╭──
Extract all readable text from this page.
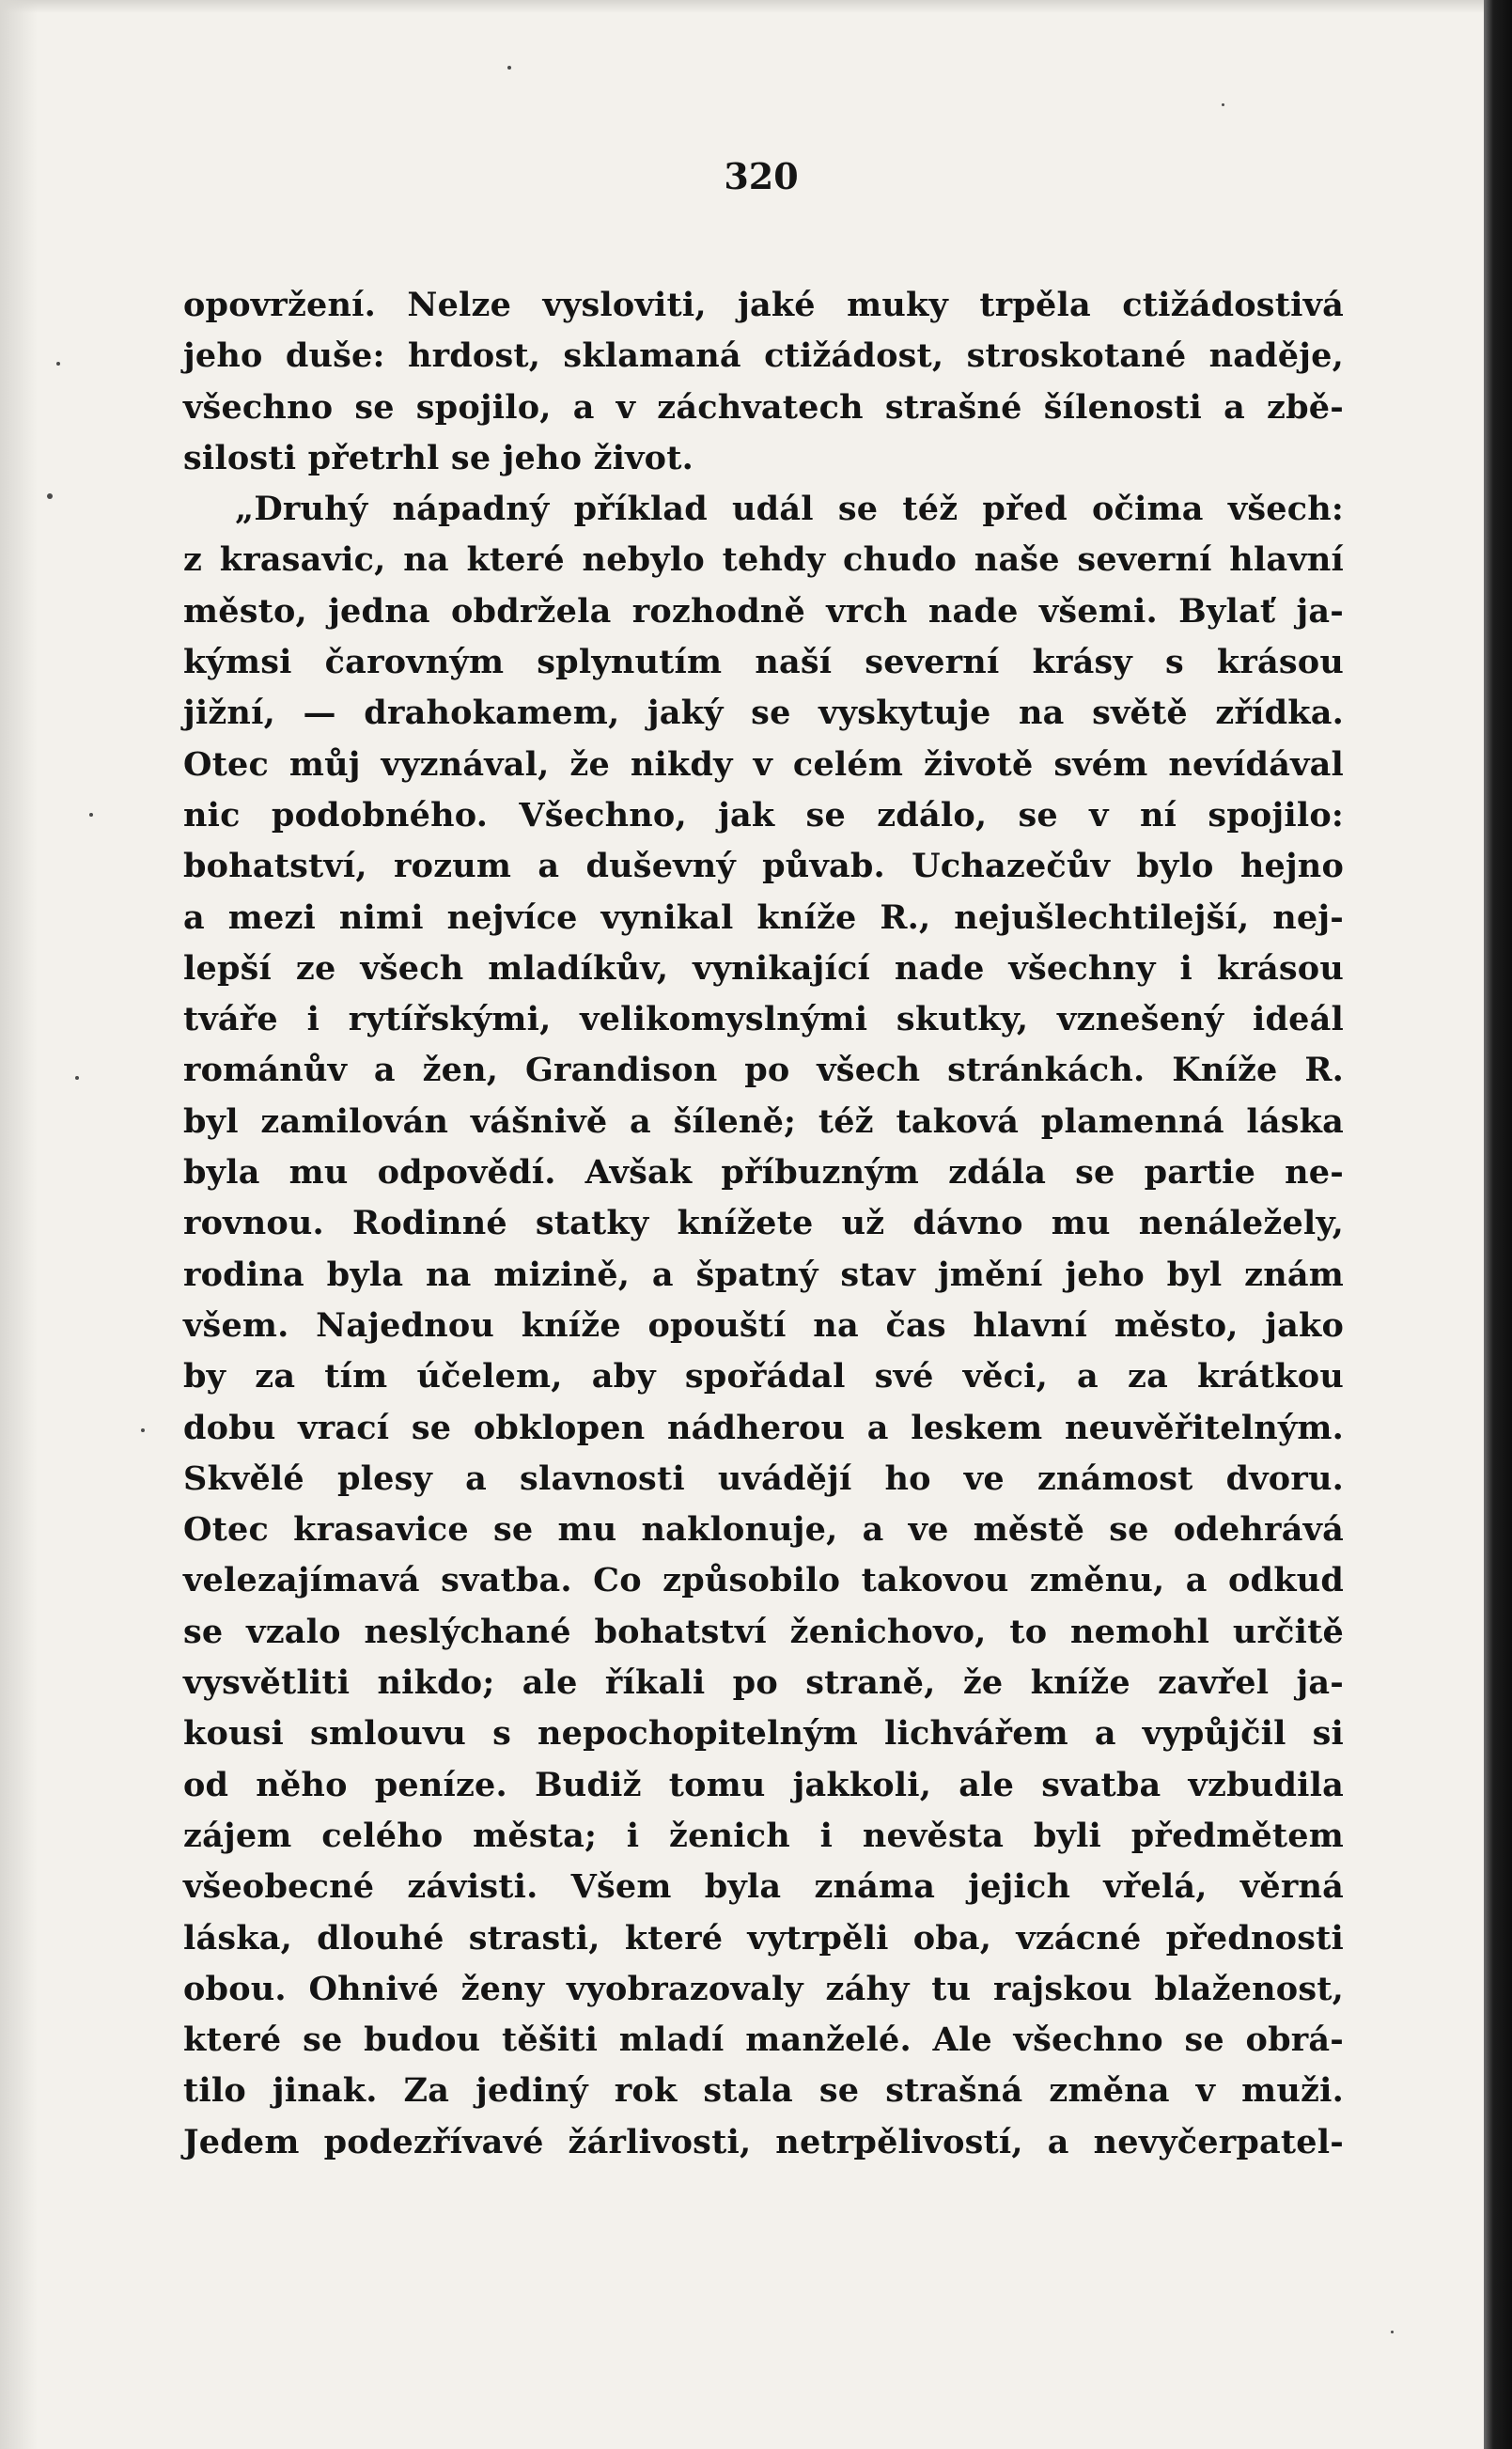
320
opovržení. Nelze vysloviti, jaké muky trpěla ctižádostivá
jeho duše: hrdost, sklamaná ctižádost, stroskotané naděje,
všechno se spojilo, a v záchvatech strašné šílenosti a zbě-
silosti přetrhl se jeho život.
„Druhý nápadný příklad udál se též před očima všech:
z krasavic, na které nebylo tehdy chudo naše severní hlavní
město, jedna obdržela rozhodně vrch nade všemi. Bylať ja-
kýmsi čarovným splynutím naší severní krásy s krásou
jižní, — drahokamem, jaký se vyskytuje na světě zřídka.
Otec můj vyznával, že nikdy v celém životě svém nevídával
nic podobného. Všechno, jak se zdálo, se v ní spojilo:
bohatství, rozum a duševný půvab. Uchazečův bylo hejno
a mezi nimi nejvíce vynikal kníže R., nejušlechtilejší, nej-
lepší ze všech mladíkův, vynikající nade všechny i krásou
tváře i rytířskými, velikomyslnými skutky, vznešený ideál
románův a žen, Grandison po všech stránkách. Kníže R.
byl zamilován vášnivě a šíleně; též taková plamenná láska
byla mu odpovědí. Avšak příbuzným zdála se partie ne-
rovnou. Rodinné statky knížete už dávno mu nenáležely,
rodina byla na mizině, a špatný stav jmění jeho byl znám
všem. Najednou kníže opouští na čas hlavní město, jako
by za tím účelem, aby spořádal své věci, a za krátkou
dobu vrací se obklopen nádherou a leskem neuvěřitelným.
Skvělé plesy a slavnosti uvádějí ho ve známost dvoru.
Otec krasavice se mu naklonuje, a ve městě se odehrává
velezajímavá svatba. Co způsobilo takovou změnu, a odkud
se vzalo neslýchané bohatství ženichovo, to nemohl určitě
vysvětliti nikdo; ale říkali po straně, že kníže zavřel ja-
kousi smlouvu s nepochopitelným lichvářem a vypůjčil si
od něho peníze. Budiž tomu jakkoli, ale svatba vzbudila
zájem celého města; i ženich i nevěsta byli předmětem
všeobecné závisti. Všem byla známa jejich vřelá, věrná
láska, dlouhé strasti, které vytrpěli oba, vzácné přednosti
obou. Ohnivé ženy vyobrazovaly záhy tu rajskou blaženost,
které se budou těšiti mladí manželé. Ale všechno se obrá-
tilo jinak. Za jediný rok stala se strašná změna v muži.
Jedem podezřívavé žárlivosti, netrpělivostí, a nevyčerpatel-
╰──
#### To do
Copy the records exactly as they appear, excluding images.

#### Output of the exercise
Extract all readable text from this page.
320
opovržení. Nelze vysloviti, jaké muky trpěla ctižádostivá
jeho duše: hrdost, sklamaná ctižádost, stroskotané naděje,
všechno se spojilo, a v záchvatech strašné šílenosti a zbě-
silosti přetrhl se jeho život.
„Druhý nápadný příklad udál se též před očima všech:
z krasavic, na které nebylo tehdy chudo naše severní hlavní
město, jedna obdržela rozhodně vrch nade všemi. Bylať ja-
kýmsi čarovným splynutím naší severní krásy s krásou
jižní, — drahokamem, jaký se vyskytuje na světě zřídka.
Otec můj vyznával, že nikdy v celém životě svém nevídával
nic podobného. Všechno, jak se zdálo, se v ní spojilo:
bohatství, rozum a duševný půvab. Uchazečův bylo hejno
a mezi nimi nejvíce vynikal kníže R., nejušlechtilejší, nej-
lepší ze všech mladíkův, vynikající nade všechny i krásou
tváře i rytířskými, velikomyslnými skutky, vznešený ideál
románův a žen, Grandison po všech stránkách. Kníže R.
byl zamilován vášnivě a šíleně; též taková plamenná láska
byla mu odpovědí. Avšak příbuzným zdála se partie ne-
rovnou. Rodinné statky knížete už dávno mu nenáležely,
rodina byla na mizině, a špatný stav jmění jeho byl znám
všem. Najednou kníže opouští na čas hlavní město, jako
by za tím účelem, aby spořádal své věci, a za krátkou
dobu vrací se obklopen nádherou a leskem neuvěřitelným.
Skvělé plesy a slavnosti uvádějí ho ve známost dvoru.
Otec krasavice se mu naklonuje, a ve městě se odehrává
velezajímavá svatba. Co způsobilo takovou změnu, a odkud
se vzalo neslýchané bohatství ženichovo, to nemohl určitě
vysvětliti nikdo; ale říkali po straně, že kníže zavřel ja-
kousi smlouvu s nepochopitelným lichvářem a vypůjčil si
od něho peníze. Budiž tomu jakkoli, ale svatba vzbudila
zájem celého města; i ženich i nevěsta byli předmětem
všeobecné závisti. Všem byla známa jejich vřelá, věrná
láska, dlouhé strasti, které vytrpěli oba, vzácné přednosti
obou. Ohnivé ženy vyobrazovaly záhy tu rajskou blaženost,
které se budou těšiti mladí manželé. Ale všechno se obrá-
tilo jinak. Za jediný rok stala se strašná změna v muži.
Jedem podezřívavé žárlivosti, netrpělivostí, a nevyčerpatel-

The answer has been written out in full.